→ **DIRECTION**
Gather every line holding the string "veszélyes".

=== INFORMATION SHOWN ===

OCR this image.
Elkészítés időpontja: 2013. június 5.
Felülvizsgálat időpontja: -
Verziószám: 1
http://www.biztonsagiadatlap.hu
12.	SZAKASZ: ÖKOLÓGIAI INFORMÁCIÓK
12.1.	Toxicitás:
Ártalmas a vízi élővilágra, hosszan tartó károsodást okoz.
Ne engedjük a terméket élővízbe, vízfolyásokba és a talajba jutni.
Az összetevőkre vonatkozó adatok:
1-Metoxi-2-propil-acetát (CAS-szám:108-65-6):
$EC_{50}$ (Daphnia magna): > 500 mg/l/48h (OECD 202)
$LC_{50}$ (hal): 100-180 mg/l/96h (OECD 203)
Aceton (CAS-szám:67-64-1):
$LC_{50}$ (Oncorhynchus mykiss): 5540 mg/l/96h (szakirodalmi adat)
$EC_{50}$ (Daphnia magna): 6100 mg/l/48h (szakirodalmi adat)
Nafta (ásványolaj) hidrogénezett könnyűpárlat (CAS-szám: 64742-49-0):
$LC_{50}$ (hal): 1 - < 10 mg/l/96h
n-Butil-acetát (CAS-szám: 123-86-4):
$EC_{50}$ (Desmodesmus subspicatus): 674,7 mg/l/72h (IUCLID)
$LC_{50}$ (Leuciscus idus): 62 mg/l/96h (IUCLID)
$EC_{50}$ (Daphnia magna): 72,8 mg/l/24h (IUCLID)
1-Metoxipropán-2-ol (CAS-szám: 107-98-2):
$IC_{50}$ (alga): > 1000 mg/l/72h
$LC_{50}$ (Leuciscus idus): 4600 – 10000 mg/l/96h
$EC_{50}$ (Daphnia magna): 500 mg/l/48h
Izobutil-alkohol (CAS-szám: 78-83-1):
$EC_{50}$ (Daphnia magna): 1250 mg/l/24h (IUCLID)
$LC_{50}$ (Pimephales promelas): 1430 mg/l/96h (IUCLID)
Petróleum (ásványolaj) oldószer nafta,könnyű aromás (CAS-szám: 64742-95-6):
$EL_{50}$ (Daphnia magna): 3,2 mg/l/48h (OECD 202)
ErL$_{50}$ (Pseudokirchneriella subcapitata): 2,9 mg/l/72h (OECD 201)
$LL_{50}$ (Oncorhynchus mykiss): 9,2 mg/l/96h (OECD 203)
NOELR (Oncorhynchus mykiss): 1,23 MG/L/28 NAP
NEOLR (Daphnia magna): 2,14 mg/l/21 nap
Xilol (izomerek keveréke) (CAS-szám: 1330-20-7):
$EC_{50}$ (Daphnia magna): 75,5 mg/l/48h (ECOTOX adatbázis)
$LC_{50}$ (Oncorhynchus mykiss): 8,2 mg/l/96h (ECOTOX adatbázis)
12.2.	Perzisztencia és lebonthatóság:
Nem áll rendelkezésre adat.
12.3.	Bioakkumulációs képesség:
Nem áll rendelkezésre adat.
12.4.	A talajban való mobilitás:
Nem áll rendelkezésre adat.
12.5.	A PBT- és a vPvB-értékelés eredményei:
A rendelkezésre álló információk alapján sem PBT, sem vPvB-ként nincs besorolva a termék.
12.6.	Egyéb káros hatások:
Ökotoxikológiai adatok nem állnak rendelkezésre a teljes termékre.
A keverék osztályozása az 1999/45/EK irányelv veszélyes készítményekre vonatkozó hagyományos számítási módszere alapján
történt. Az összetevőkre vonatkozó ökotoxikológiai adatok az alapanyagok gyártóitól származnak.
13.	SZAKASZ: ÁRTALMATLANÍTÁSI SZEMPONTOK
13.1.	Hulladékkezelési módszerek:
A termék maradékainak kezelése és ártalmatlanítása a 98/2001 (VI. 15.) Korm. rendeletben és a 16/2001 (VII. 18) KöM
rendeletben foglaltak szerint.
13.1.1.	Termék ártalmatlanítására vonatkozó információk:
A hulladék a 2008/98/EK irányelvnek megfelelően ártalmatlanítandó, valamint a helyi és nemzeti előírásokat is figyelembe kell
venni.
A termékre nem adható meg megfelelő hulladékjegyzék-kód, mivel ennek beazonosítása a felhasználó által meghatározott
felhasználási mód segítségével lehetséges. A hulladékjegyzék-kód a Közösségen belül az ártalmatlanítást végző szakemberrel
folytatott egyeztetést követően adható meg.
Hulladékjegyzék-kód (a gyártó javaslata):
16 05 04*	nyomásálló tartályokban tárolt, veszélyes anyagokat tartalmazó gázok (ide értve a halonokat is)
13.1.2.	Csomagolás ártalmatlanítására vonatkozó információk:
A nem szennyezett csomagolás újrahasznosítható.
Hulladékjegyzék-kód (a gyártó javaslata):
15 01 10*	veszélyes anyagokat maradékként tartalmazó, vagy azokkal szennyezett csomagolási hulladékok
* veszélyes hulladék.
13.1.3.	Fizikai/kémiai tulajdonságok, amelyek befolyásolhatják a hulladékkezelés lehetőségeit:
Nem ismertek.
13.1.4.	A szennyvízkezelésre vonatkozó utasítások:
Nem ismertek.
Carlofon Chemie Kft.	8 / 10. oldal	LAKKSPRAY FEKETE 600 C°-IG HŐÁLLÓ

===
=== INFORMATION SHOWN ===

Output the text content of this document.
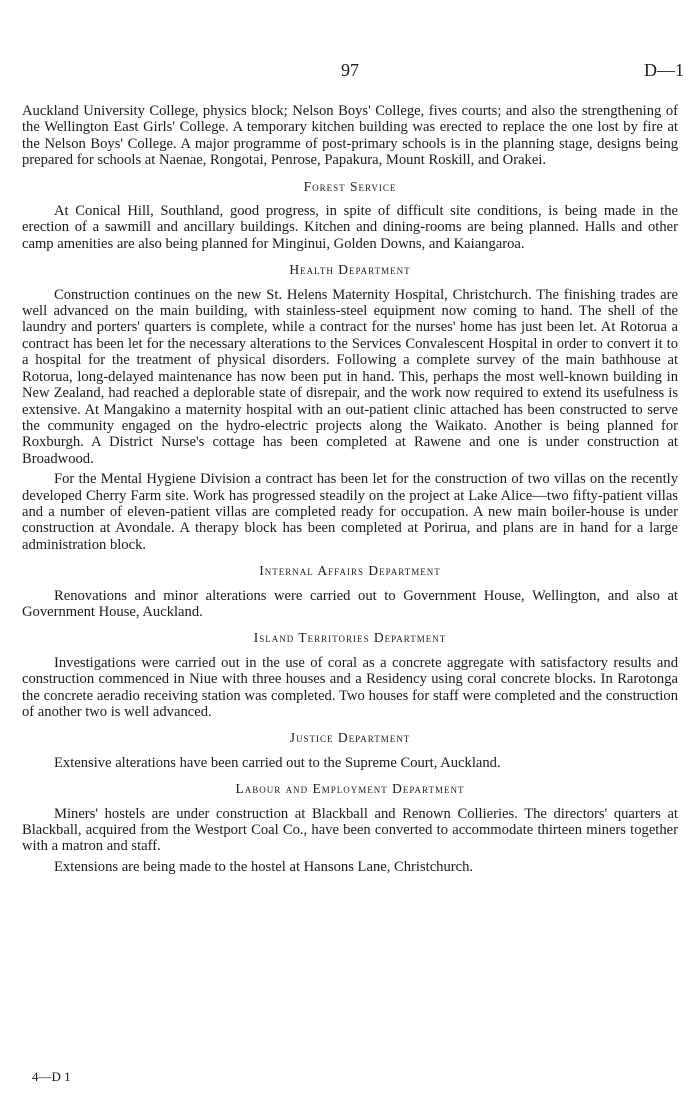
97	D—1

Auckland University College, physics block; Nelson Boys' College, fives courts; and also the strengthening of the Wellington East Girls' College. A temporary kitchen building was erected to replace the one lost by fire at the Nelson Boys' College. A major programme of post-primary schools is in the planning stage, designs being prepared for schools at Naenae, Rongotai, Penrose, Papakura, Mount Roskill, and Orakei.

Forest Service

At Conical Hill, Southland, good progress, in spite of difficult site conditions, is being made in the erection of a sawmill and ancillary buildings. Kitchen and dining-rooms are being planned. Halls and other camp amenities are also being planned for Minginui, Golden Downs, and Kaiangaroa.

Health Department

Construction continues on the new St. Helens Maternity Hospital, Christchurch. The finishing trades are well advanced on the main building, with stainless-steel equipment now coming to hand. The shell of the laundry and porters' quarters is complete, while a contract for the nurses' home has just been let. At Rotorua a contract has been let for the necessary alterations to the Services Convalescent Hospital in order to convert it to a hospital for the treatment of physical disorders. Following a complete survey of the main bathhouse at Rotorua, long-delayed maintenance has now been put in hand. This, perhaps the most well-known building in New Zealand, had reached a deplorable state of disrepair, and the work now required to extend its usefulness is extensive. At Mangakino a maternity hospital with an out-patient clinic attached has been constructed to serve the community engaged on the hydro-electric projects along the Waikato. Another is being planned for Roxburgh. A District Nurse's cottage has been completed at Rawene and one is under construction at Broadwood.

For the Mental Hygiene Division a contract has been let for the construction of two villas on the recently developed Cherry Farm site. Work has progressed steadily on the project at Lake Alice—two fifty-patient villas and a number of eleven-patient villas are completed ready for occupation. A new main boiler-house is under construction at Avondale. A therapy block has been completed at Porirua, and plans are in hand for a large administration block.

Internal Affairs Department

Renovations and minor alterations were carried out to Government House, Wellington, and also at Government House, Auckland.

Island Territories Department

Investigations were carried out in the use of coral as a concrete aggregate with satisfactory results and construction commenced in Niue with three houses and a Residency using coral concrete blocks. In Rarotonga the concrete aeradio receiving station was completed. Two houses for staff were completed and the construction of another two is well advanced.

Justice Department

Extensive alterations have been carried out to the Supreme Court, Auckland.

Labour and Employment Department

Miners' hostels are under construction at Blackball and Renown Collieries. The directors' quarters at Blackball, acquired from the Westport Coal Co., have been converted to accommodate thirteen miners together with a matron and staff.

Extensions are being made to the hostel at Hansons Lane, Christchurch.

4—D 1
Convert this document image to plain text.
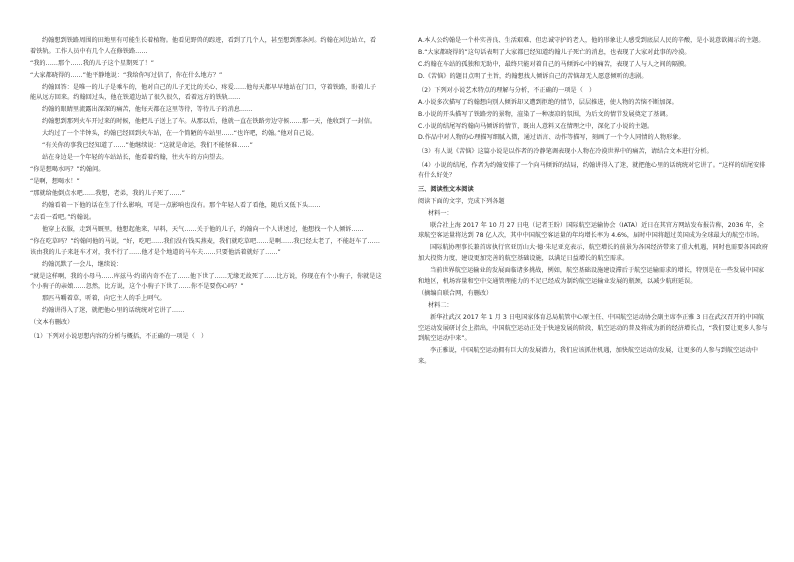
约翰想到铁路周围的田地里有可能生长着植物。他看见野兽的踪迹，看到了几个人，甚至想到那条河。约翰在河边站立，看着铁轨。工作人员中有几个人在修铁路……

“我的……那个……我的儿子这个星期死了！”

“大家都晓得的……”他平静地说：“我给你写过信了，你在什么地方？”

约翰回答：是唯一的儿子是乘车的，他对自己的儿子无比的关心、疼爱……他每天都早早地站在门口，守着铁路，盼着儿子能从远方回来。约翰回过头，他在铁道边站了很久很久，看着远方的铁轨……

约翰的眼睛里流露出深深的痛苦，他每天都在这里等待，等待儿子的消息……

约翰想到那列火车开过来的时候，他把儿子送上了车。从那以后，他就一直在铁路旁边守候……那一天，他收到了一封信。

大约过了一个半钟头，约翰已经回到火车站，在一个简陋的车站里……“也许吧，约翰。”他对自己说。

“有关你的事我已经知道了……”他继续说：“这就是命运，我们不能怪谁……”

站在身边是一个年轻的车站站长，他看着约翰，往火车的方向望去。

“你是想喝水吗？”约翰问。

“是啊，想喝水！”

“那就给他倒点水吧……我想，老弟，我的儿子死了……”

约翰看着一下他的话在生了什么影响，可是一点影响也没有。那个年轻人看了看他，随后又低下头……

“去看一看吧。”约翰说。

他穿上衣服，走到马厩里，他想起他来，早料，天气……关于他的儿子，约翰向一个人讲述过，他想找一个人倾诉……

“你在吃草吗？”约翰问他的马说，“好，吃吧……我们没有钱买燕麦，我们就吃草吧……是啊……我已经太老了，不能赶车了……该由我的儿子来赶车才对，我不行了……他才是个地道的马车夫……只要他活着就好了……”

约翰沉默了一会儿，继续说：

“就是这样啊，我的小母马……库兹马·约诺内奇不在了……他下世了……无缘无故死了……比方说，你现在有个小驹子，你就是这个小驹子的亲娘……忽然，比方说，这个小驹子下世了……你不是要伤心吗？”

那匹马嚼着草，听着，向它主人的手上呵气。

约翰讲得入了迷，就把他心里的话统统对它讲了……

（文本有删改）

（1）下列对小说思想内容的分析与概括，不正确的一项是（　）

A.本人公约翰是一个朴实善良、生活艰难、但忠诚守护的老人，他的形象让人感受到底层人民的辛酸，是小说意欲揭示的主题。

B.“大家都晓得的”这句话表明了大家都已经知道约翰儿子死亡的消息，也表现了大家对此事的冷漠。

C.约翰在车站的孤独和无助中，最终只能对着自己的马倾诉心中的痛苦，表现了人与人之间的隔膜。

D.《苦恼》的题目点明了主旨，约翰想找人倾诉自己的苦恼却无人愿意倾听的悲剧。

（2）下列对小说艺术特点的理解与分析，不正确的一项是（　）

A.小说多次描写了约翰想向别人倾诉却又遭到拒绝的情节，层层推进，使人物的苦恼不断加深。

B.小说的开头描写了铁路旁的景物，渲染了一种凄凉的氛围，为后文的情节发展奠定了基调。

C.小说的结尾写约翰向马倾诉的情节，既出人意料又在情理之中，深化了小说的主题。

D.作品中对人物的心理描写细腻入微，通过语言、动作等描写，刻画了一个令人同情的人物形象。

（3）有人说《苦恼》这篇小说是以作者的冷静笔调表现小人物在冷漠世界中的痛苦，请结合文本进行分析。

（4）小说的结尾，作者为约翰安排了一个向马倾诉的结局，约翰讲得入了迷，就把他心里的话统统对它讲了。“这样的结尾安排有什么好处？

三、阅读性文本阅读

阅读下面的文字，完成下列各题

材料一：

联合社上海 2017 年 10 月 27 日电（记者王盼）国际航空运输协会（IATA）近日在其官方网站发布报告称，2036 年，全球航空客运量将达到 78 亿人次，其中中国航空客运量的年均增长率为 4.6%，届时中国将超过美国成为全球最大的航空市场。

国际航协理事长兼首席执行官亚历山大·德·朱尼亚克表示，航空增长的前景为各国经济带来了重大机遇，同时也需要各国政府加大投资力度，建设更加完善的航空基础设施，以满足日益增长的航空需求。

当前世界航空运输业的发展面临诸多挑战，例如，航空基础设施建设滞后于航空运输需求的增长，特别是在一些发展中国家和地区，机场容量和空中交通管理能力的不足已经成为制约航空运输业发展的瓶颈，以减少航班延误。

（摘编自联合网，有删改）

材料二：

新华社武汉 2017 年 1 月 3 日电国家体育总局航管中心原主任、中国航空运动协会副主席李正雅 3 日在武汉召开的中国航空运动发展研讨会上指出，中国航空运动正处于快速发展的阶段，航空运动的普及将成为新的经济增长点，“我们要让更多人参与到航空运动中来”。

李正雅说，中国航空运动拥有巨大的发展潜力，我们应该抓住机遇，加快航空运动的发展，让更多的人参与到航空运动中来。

===
=== INFORMATION SHOWN ===

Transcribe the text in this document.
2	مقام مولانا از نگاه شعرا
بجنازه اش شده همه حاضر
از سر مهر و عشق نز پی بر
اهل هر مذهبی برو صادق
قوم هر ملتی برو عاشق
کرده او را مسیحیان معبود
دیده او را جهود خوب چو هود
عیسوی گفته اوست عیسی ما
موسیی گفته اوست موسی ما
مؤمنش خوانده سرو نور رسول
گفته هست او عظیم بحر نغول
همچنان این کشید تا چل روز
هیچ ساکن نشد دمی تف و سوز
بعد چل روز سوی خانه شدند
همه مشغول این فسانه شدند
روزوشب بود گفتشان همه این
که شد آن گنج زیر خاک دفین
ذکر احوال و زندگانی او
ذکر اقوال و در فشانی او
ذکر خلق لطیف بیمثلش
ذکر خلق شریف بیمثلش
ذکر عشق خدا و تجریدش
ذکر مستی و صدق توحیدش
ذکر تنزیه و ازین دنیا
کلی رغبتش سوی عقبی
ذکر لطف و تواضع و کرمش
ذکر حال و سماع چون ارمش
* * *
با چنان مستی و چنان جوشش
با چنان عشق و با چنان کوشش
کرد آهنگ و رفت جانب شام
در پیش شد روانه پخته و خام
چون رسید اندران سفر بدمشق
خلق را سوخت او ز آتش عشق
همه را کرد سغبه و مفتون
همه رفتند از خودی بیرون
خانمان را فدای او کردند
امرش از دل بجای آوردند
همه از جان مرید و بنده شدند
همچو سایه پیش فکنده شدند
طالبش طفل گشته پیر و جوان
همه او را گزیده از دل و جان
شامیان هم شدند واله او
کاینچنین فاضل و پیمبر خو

===

→ **CORRECT RESULT**
A keverék osztályozása az 1999/45/EK irányelv veszélyes készítményekre vonatkozó hagyományos számítási módszere alapján
16 05 04*	nyomásálló tartályokban tárolt, veszélyes anyagokat tartalmazó gázok (ide értve a halonokat is)
15 01 10*	veszélyes anyagokat maradékként tartalmazó, vagy azokkal szennyezett csomagolási hulladékok
* veszélyes hulladék.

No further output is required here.